What to do → Check every line below for the word "direction" and copy the ones that have it.

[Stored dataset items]
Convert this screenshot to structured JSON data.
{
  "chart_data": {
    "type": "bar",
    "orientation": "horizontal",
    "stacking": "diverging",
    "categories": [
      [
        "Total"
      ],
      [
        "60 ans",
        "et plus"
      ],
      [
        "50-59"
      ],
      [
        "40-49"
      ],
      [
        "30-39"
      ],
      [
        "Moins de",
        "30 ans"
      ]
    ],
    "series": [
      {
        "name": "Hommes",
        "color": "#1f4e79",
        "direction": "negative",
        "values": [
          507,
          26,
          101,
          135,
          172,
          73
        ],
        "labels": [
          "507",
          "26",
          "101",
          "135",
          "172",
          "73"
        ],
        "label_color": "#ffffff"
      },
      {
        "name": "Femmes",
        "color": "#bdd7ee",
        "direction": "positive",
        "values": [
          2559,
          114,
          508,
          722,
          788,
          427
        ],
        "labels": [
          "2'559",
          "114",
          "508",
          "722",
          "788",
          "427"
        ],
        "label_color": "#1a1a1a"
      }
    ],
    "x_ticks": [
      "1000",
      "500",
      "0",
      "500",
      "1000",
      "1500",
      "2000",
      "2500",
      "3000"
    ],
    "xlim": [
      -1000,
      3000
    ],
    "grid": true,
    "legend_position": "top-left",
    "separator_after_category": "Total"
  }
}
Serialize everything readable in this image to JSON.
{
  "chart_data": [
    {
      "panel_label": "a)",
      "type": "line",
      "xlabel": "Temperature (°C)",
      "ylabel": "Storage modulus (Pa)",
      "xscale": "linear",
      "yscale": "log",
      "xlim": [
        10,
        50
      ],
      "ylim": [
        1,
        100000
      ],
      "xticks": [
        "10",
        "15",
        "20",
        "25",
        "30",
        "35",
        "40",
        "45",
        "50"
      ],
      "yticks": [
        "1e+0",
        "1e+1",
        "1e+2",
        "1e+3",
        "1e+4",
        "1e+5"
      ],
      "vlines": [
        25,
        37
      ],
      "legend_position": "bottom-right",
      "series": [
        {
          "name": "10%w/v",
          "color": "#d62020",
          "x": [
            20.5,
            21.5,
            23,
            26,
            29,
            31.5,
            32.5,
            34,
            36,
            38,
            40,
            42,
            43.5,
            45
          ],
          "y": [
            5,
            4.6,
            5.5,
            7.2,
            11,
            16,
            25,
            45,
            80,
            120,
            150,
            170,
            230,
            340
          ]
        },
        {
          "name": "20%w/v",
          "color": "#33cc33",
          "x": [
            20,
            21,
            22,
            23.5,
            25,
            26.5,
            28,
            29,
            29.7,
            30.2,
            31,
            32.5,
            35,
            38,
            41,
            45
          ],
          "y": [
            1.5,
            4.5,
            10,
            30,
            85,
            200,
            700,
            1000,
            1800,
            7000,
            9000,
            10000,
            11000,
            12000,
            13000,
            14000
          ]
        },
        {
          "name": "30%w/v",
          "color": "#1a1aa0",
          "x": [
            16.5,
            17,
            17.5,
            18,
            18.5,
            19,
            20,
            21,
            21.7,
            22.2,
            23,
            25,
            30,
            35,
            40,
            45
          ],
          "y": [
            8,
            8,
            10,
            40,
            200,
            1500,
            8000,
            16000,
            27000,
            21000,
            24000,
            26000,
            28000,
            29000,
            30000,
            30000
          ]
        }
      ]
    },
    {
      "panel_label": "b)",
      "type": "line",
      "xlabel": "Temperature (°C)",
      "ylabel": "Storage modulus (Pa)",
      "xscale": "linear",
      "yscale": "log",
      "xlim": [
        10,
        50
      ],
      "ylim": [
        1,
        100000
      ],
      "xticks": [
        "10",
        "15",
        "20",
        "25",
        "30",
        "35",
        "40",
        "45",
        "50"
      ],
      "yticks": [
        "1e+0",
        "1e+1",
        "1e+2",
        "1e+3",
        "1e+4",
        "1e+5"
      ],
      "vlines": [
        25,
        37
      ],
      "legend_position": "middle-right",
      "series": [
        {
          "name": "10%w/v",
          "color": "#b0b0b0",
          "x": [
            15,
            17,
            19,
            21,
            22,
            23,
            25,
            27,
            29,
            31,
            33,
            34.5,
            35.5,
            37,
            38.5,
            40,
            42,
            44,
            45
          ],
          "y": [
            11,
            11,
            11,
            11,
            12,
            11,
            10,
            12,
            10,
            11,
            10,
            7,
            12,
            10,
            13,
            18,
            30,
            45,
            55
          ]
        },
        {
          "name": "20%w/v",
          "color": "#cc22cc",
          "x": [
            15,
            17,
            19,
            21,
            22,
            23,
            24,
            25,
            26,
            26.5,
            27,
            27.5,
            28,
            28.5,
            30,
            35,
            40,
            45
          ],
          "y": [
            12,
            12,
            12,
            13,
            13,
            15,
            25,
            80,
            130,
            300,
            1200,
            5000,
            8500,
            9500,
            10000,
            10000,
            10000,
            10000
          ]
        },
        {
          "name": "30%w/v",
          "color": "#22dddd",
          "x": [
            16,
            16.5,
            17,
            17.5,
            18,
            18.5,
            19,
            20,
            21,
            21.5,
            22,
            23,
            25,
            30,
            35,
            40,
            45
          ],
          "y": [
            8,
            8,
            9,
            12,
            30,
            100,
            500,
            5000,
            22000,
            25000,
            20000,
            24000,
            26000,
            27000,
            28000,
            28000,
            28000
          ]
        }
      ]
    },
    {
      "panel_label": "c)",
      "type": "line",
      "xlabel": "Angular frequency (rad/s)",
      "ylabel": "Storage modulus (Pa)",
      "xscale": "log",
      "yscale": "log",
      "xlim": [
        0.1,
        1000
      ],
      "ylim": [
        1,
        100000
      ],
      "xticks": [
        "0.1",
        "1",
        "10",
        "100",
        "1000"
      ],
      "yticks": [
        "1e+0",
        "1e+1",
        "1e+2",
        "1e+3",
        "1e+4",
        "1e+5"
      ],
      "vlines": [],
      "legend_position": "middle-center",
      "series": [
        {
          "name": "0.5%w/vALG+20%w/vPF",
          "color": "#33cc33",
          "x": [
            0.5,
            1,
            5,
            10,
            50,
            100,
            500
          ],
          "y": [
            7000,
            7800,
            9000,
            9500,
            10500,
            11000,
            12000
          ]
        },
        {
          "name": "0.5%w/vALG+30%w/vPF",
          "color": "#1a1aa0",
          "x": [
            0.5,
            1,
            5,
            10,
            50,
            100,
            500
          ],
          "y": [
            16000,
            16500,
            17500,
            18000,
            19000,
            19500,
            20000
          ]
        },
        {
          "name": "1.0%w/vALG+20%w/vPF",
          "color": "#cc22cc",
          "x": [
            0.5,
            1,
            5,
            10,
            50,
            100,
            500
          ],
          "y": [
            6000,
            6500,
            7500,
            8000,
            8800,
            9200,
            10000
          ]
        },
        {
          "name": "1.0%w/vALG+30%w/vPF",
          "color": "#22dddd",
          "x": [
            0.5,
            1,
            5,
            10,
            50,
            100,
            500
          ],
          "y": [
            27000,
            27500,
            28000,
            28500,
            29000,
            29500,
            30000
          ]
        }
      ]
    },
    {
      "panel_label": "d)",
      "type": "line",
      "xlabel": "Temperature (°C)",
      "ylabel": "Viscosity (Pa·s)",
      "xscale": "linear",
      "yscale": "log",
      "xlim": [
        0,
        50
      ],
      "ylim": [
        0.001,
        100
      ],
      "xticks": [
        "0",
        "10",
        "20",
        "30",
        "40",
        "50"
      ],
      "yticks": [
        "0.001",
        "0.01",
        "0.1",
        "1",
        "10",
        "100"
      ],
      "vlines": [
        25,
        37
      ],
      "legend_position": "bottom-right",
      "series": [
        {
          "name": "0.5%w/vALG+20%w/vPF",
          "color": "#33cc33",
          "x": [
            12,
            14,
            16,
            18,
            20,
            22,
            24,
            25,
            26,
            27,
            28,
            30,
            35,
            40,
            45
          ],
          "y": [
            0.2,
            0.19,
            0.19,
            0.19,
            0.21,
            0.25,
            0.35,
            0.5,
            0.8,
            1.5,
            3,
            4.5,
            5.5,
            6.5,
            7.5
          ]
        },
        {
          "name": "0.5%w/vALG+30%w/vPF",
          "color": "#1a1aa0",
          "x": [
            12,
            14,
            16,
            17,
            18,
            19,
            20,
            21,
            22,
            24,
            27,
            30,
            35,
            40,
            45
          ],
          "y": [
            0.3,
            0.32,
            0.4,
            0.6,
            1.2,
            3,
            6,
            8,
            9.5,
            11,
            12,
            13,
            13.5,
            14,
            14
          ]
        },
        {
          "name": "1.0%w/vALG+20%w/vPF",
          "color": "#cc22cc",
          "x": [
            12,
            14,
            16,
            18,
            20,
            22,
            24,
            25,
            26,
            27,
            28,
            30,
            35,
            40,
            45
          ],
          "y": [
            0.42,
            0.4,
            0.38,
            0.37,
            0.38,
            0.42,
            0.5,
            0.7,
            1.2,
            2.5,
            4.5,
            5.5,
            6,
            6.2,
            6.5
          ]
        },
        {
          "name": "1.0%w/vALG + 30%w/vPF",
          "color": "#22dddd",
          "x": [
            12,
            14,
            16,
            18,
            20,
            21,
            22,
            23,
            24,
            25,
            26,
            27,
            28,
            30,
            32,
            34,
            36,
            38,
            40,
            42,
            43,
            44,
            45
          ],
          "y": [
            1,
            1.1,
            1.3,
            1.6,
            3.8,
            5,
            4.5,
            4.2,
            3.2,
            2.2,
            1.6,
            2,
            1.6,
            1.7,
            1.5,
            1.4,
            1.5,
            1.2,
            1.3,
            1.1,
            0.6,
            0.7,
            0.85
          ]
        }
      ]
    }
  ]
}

Task answer →
        "direction": "negative",
        "direction": "positive",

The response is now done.